**Set task:** Can you copy the listing below word for word, leaving out the pictures?

**Material for the task:**
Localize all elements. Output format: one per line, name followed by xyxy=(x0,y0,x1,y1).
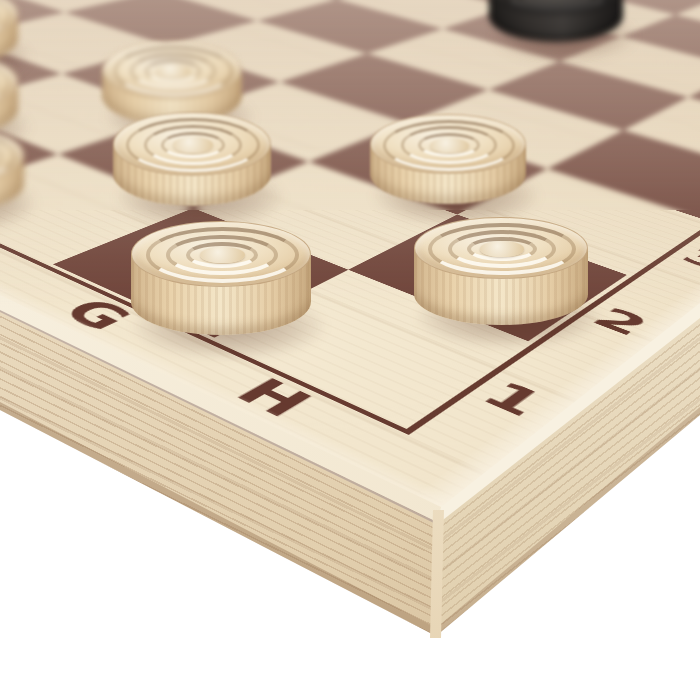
pieces-layer xyxy=(0,0,700,700)
piece-top-face xyxy=(131,221,311,287)
piece-center-dome xyxy=(156,64,191,79)
checker-white-g3[interactable] xyxy=(370,114,526,204)
checker-black-f7[interactable] xyxy=(489,0,623,42)
checker-white-g1[interactable] xyxy=(131,221,311,335)
piece-top-face xyxy=(414,217,588,279)
piece-center-dome xyxy=(430,138,469,153)
product-photo-scene: ABCDEFGH12345678 ABCDEFGH12345678 xyxy=(0,0,700,700)
piece-top-face xyxy=(102,41,242,99)
checker-white-c4[interactable] xyxy=(0,0,18,63)
piece-center-dome xyxy=(173,137,213,153)
piece-top-face xyxy=(113,112,271,176)
piece-center-dome xyxy=(200,247,245,264)
checker-white-h2[interactable] xyxy=(414,217,588,325)
piece-top-face xyxy=(370,114,526,174)
piece-center-dome xyxy=(480,241,524,257)
checker-white-e1[interactable] xyxy=(0,128,24,210)
checker-white-f2[interactable] xyxy=(113,112,271,206)
checker-white-d2[interactable] xyxy=(0,56,18,134)
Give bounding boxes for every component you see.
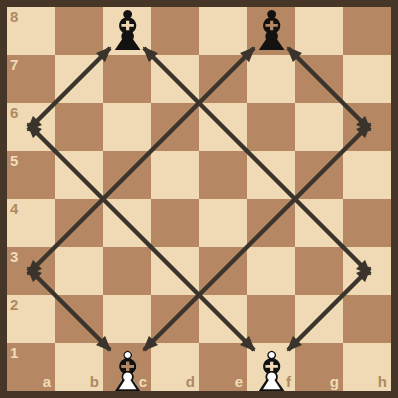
board-border: 87654321abcdefgh — [0, 0, 398, 398]
square-h4[interactable] — [343, 199, 391, 247]
rank-label-4: 4 — [10, 200, 18, 218]
square-d6[interactable] — [151, 103, 199, 151]
square-h7[interactable] — [343, 55, 391, 103]
square-g6[interactable] — [295, 103, 343, 151]
rank-label-8: 8 — [10, 8, 18, 26]
square-d1[interactable]: d — [151, 343, 199, 391]
square-b6[interactable] — [55, 103, 103, 151]
rank-label-6: 6 — [10, 104, 18, 122]
piece-white-bishop-c1[interactable]: ♝♗ — [103, 347, 151, 395]
square-b8[interactable] — [55, 7, 103, 55]
square-c5[interactable] — [103, 151, 151, 199]
square-e8[interactable] — [199, 7, 247, 55]
square-e1[interactable]: e — [199, 343, 247, 391]
square-c4[interactable] — [103, 199, 151, 247]
square-g4[interactable] — [295, 199, 343, 247]
square-d7[interactable] — [151, 55, 199, 103]
square-h1[interactable]: h — [343, 343, 391, 391]
file-label-b: b — [90, 374, 99, 390]
square-b4[interactable] — [55, 199, 103, 247]
square-c3[interactable] — [103, 247, 151, 295]
square-d5[interactable] — [151, 151, 199, 199]
square-a3[interactable]: 3 — [7, 247, 55, 295]
square-h3[interactable] — [343, 247, 391, 295]
rank-label-2: 2 — [10, 296, 18, 314]
square-g3[interactable] — [295, 247, 343, 295]
square-e3[interactable] — [199, 247, 247, 295]
rank-label-5: 5 — [10, 152, 18, 170]
square-c2[interactable] — [103, 295, 151, 343]
square-g5[interactable] — [295, 151, 343, 199]
square-d2[interactable] — [151, 295, 199, 343]
square-f6[interactable] — [247, 103, 295, 151]
square-a7[interactable]: 7 — [7, 55, 55, 103]
piece-black-bishop-f8[interactable]: ♝ — [247, 6, 295, 54]
square-e7[interactable] — [199, 55, 247, 103]
chess-diagram: 87654321abcdefgh ♝♝♝♗♝♗ — [0, 0, 398, 398]
square-a2[interactable]: 2 — [7, 295, 55, 343]
square-c6[interactable] — [103, 103, 151, 151]
square-b3[interactable] — [55, 247, 103, 295]
square-h6[interactable] — [343, 103, 391, 151]
square-b2[interactable] — [55, 295, 103, 343]
square-f2[interactable] — [247, 295, 295, 343]
black-bishop-glyph: ♝ — [247, 6, 295, 54]
piece-white-bishop-f1[interactable]: ♝♗ — [247, 347, 295, 395]
square-e6[interactable] — [199, 103, 247, 151]
rank-label-3: 3 — [10, 248, 18, 266]
chess-board: 87654321abcdefgh — [7, 7, 391, 391]
square-g1[interactable]: g — [295, 343, 343, 391]
file-label-a: a — [43, 374, 51, 390]
square-d4[interactable] — [151, 199, 199, 247]
file-label-d: d — [186, 374, 195, 390]
square-h8[interactable] — [343, 7, 391, 55]
square-a8[interactable]: 8 — [7, 7, 55, 55]
square-f5[interactable] — [247, 151, 295, 199]
square-g2[interactable] — [295, 295, 343, 343]
square-a1[interactable]: 1a — [7, 343, 55, 391]
square-b1[interactable]: b — [55, 343, 103, 391]
square-d8[interactable] — [151, 7, 199, 55]
square-g8[interactable] — [295, 7, 343, 55]
white-bishop-outline: ♗ — [103, 347, 151, 395]
square-a5[interactable]: 5 — [7, 151, 55, 199]
square-b7[interactable] — [55, 55, 103, 103]
black-bishop-glyph: ♝ — [103, 6, 151, 54]
square-f4[interactable] — [247, 199, 295, 247]
square-h5[interactable] — [343, 151, 391, 199]
white-bishop-outline: ♗ — [247, 347, 295, 395]
square-a6[interactable]: 6 — [7, 103, 55, 151]
square-e2[interactable] — [199, 295, 247, 343]
square-e4[interactable] — [199, 199, 247, 247]
square-f3[interactable] — [247, 247, 295, 295]
square-b5[interactable] — [55, 151, 103, 199]
square-e5[interactable] — [199, 151, 247, 199]
rank-label-7: 7 — [10, 56, 18, 74]
file-label-g: g — [330, 374, 339, 390]
square-g7[interactable] — [295, 55, 343, 103]
file-label-h: h — [378, 374, 387, 390]
square-d3[interactable] — [151, 247, 199, 295]
rank-label-1: 1 — [10, 344, 18, 362]
file-label-e: e — [235, 374, 243, 390]
square-h2[interactable] — [343, 295, 391, 343]
piece-black-bishop-c8[interactable]: ♝ — [103, 6, 151, 54]
square-a4[interactable]: 4 — [7, 199, 55, 247]
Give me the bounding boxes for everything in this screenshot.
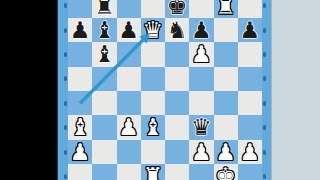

**Output for this exercise:**
Localize all elements. Output format: one per line, name followed by xyxy=(x0,y0,x1,y1).
pieces-layer xyxy=(0,0,700,700)
piece-top-face xyxy=(131,221,311,287)
piece-center-dome xyxy=(156,64,191,79)
checker-white-g3[interactable] xyxy=(370,114,526,204)
checker-black-f7[interactable] xyxy=(489,0,623,42)
checker-white-g1[interactable] xyxy=(131,221,311,335)
piece-top-face xyxy=(414,217,588,279)
piece-center-dome xyxy=(430,138,469,153)
product-photo-scene: ABCDEFGH12345678 ABCDEFGH12345678 xyxy=(0,0,700,700)
piece-top-face xyxy=(102,41,242,99)
checker-white-c4[interactable] xyxy=(0,0,18,63)
piece-center-dome xyxy=(173,137,213,153)
piece-top-face xyxy=(113,112,271,176)
piece-center-dome xyxy=(200,247,245,264)
checker-white-h2[interactable] xyxy=(414,217,588,325)
piece-top-face xyxy=(370,114,526,174)
piece-center-dome xyxy=(480,241,524,257)
checker-white-e1[interactable] xyxy=(0,128,24,210)
checker-white-f2[interactable] xyxy=(113,112,271,206)
checker-white-d2[interactable] xyxy=(0,56,18,134)
Give bounding boxes for every component you see.
board-border: 87654321abcdefgh — [0, 0, 398, 398]
square-h4[interactable] — [343, 199, 391, 247]
rank-label-4: 4 — [10, 200, 18, 218]
square-d6[interactable] — [151, 103, 199, 151]
square-h7[interactable] — [343, 55, 391, 103]
square-g6[interactable] — [295, 103, 343, 151]
rank-label-8: 8 — [10, 8, 18, 26]
square-d1[interactable]: d — [151, 343, 199, 391]
square-b6[interactable] — [55, 103, 103, 151]
rank-label-6: 6 — [10, 104, 18, 122]
piece-white-bishop-c1[interactable]: ♝♗ — [103, 347, 151, 395]
square-b8[interactable] — [55, 7, 103, 55]
square-c5[interactable] — [103, 151, 151, 199]
square-e8[interactable] — [199, 7, 247, 55]
square-e1[interactable]: e — [199, 343, 247, 391]
square-c4[interactable] — [103, 199, 151, 247]
square-g4[interactable] — [295, 199, 343, 247]
square-d7[interactable] — [151, 55, 199, 103]
square-h1[interactable]: h — [343, 343, 391, 391]
file-label-b: b — [90, 374, 99, 390]
square-b4[interactable] — [55, 199, 103, 247]
square-c3[interactable] — [103, 247, 151, 295]
square-d5[interactable] — [151, 151, 199, 199]
square-a3[interactable]: 3 — [7, 247, 55, 295]
square-h3[interactable] — [343, 247, 391, 295]
rank-label-2: 2 — [10, 296, 18, 314]
square-g3[interactable] — [295, 247, 343, 295]
square-e3[interactable] — [199, 247, 247, 295]
rank-label-5: 5 — [10, 152, 18, 170]
square-c2[interactable] — [103, 295, 151, 343]
square-g5[interactable] — [295, 151, 343, 199]
square-d2[interactable] — [151, 295, 199, 343]
square-f6[interactable] — [247, 103, 295, 151]
square-a7[interactable]: 7 — [7, 55, 55, 103]
piece-black-bishop-f8[interactable]: ♝ — [247, 6, 295, 54]
square-e7[interactable] — [199, 55, 247, 103]
chess-diagram: 87654321abcdefgh ♝♝♝♗♝♗ — [0, 0, 398, 398]
square-a2[interactable]: 2 — [7, 295, 55, 343]
square-c6[interactable] — [103, 103, 151, 151]
square-b3[interactable] — [55, 247, 103, 295]
square-h6[interactable] — [343, 103, 391, 151]
square-b2[interactable] — [55, 295, 103, 343]
square-f2[interactable] — [247, 295, 295, 343]
black-bishop-glyph: ♝ — [247, 6, 295, 54]
piece-white-bishop-f1[interactable]: ♝♗ — [247, 347, 295, 395]
square-e6[interactable] — [199, 103, 247, 151]
rank-label-3: 3 — [10, 248, 18, 266]
chess-board: 87654321abcdefgh — [7, 7, 391, 391]
square-g1[interactable]: g — [295, 343, 343, 391]
file-label-a: a — [43, 374, 51, 390]
square-d4[interactable] — [151, 199, 199, 247]
file-label-d: d — [186, 374, 195, 390]
square-h8[interactable] — [343, 7, 391, 55]
square-a8[interactable]: 8 — [7, 7, 55, 55]
square-f5[interactable] — [247, 151, 295, 199]
square-g2[interactable] — [295, 295, 343, 343]
square-a1[interactable]: 1a — [7, 343, 55, 391]
square-b1[interactable]: b — [55, 343, 103, 391]
square-d8[interactable] — [151, 7, 199, 55]
square-g8[interactable] — [295, 7, 343, 55]
white-bishop-outline: ♗ — [103, 347, 151, 395]
square-a5[interactable]: 5 — [7, 151, 55, 199]
square-b7[interactable] — [55, 55, 103, 103]
black-bishop-glyph: ♝ — [103, 6, 151, 54]
square-f4[interactable] — [247, 199, 295, 247]
square-h5[interactable] — [343, 151, 391, 199]
white-bishop-outline: ♗ — [247, 347, 295, 395]
square-a6[interactable]: 6 — [7, 103, 55, 151]
square-e2[interactable] — [199, 295, 247, 343]
square-e4[interactable] — [199, 199, 247, 247]
square-f3[interactable] — [247, 247, 295, 295]
square-b5[interactable] — [55, 151, 103, 199]
square-e5[interactable] — [199, 151, 247, 199]
rank-label-7: 7 — [10, 56, 18, 74]
file-label-g: g — [330, 374, 339, 390]
square-g7[interactable] — [295, 55, 343, 103]
file-label-h: h — [378, 374, 387, 390]
square-d3[interactable] — [151, 247, 199, 295]
rank-label-1: 1 — [10, 344, 18, 362]
file-label-e: e — [235, 374, 243, 390]
square-h2[interactable] — [343, 295, 391, 343]
piece-black-bishop-c8[interactable]: ♝ — [103, 6, 151, 54]
square-a4[interactable]: 4 — [7, 199, 55, 247]
Give me the bounding boxes for everything in this screenshot.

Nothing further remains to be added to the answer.